La vida retirada
Me va a costar enfrentarme al día en que no tenga que levantarme a las siete de la mañana hostigado por el despertador
Desde hace un par de años podría haber tomado ya las de Villadiego y largarme al fin de este oficio que vengo desempeñando con gusto ... hace casi cuatro décadas. Tengo ya la edad y los años trabajados para irme un poco antes con la misma pensión y, sin embargo, aquí estoy aún, indeciso y entrando en el aula cada día como se va al campo de batalla, con arrojo y valor, resignado pero con la ilusión intacta.
Como veo que se acerca el momento voy reflexionando sobre mi actitud y sobre estos años, que son también un regalo del tiempo. Me aproximo a la vejez, voy soltándome de los días de las obligaciones, de los deberes, y a mi lado oigo de todo: que si uno se retira y acuden las enfermedades, que si no merece la pena seguir aquí, que si cuando te vas y ya no trabajas, no vales para nada y no te consideran una persona útil. Yo atiendo todas las opiniones como el que se halla alejado del precipicio por donde podría lanzarse al mar. No estoy cansado exactamente, porque yo sé lo que es la fatiga bajo el sol durante ocho horas o en las mañanas invernales con frío, y esto que hago cada día no se parece en nada a las vendimias, los jornales en la huerta, las peonadas en la obra o los días junto a mi padre y a mi tío. Esto no se parece a nada de eso. Lo que pasa es que vengo desempeñando esta faena de educar a jóvenes impetuosos e impartirles la asignatura de Lengua y Literatura castellana tanto tiempo que mis fuerzas empiezan a flaquear. Lo he hecho en un instituto, en el tiempo de la mili y en la universidad, lo he hecho con mis hijos y durante los veranos de la carrera para pagarme algunos gastos, pero reconozco que me gusta hacerlo, porque se me da bien comunicarme con los demás, transmitirles algunos conocimientos y contactar con ellos. Han sido mi propósito diario tantos años que me va a costar enfrentarme al día en que no tenga que levantarme a las siete de la mañana hostigado por el despertador, me asee, desayune, coja mi vieja cartera de profesor que, por algún misterio, pesa más vacía que llena, y me vaya al instituto. Ese que, durante años, ha estado lejos y he tenido que acudir a él en coche y que ahora, hace ya más de dos décadas, se encuentra a unas calles de mi domicilio y al que acudo cada mañana andando, como si me diera un paseo, mientras compro el periódico, entro a la sala de profesores, saludo a mis compañeros, me siento en mi lado preferido del sofá que casi me pertenece y me dirijo al aula donde me aguardan una treintena de adolescentes con ganas de guerra. Ellos no han cumplido años desde aquel lejano 1986 en Lorca y a mí la vida me ha ido pasando por encima sin piedad, a veces con violencia, en ocasiones con ternura, otras con amor. Todo parece haber sucedido en un segundo y ahora pienso que continúo en aquella larga mañana de mi primer día, mi primera mañana, y que estoy esperando a que toque el timbre para marcharme.
################
Transcribe del extracto el pasaje que arranca en las palabras «La vida retirada» y termina después de «la ilusión intacta.». El listado que viene a continuación no interviene en este ejercicio.

Fragmentos de un conjunto de datos:
################
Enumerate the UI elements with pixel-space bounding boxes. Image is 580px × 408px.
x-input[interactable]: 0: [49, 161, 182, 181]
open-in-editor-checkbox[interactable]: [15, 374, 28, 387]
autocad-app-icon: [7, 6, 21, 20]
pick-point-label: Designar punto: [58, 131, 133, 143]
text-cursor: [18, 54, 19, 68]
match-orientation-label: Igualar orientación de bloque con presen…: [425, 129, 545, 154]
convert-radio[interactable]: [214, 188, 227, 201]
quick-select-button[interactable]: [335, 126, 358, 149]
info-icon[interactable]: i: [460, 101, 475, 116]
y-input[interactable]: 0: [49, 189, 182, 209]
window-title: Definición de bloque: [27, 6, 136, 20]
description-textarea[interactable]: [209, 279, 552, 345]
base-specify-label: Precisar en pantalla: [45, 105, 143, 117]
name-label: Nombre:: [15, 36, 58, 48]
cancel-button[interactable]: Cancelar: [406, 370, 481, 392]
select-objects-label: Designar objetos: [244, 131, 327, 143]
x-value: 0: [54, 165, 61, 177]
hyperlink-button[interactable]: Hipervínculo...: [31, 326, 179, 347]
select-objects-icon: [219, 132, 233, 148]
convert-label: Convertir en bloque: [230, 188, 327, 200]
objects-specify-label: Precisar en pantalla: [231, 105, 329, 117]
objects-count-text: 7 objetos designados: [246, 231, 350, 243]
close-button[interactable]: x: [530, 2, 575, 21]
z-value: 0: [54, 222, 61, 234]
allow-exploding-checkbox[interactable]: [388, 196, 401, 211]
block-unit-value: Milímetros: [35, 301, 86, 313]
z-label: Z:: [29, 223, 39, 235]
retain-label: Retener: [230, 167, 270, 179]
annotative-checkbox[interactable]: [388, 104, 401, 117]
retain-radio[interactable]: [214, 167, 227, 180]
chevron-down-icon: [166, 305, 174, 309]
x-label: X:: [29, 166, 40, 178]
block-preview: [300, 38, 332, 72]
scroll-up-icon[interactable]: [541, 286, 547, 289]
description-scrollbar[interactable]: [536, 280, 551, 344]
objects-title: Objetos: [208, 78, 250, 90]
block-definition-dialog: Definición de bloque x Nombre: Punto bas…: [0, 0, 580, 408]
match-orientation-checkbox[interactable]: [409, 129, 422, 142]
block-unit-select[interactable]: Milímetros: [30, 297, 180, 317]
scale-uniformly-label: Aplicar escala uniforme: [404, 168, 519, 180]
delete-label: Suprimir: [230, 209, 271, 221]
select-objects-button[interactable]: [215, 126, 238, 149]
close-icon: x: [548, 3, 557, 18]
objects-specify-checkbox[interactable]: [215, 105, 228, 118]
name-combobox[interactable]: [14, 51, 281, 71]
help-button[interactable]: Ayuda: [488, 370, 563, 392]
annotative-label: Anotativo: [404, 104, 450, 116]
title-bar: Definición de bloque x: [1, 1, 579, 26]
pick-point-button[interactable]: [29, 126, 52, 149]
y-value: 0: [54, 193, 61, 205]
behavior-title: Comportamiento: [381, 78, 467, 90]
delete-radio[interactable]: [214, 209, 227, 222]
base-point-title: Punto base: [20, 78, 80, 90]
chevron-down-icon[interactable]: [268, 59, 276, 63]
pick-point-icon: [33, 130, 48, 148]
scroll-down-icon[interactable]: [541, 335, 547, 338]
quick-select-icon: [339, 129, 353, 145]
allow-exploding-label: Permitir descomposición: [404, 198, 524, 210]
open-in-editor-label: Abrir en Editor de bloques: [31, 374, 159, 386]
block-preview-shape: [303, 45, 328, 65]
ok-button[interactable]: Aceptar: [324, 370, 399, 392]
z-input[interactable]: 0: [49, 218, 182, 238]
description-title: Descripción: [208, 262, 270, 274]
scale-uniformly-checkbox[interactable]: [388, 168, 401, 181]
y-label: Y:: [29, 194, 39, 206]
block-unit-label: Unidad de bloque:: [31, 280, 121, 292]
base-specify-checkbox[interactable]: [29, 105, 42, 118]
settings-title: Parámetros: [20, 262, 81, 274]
################
● **EJERCICIO RESUELTO**:
La vida retirada
Me va a costar enfrentarme al día en que no tenga que levantarme a las siete de la mañana hostigado por el despertador
Desde hace un par de años podría haber tomado ya las de Villadiego y largarme al fin de este oficio que vengo desempeñando con gusto ... hace casi cuatro décadas. Tengo ya la edad y los años trabajados para irme un poco antes con la misma pensión y, sin embargo, aquí estoy aún, indeciso y entrando en el aula cada día como se va al campo de batalla, con arrojo y valor, resignado pero con la ilusión intacta.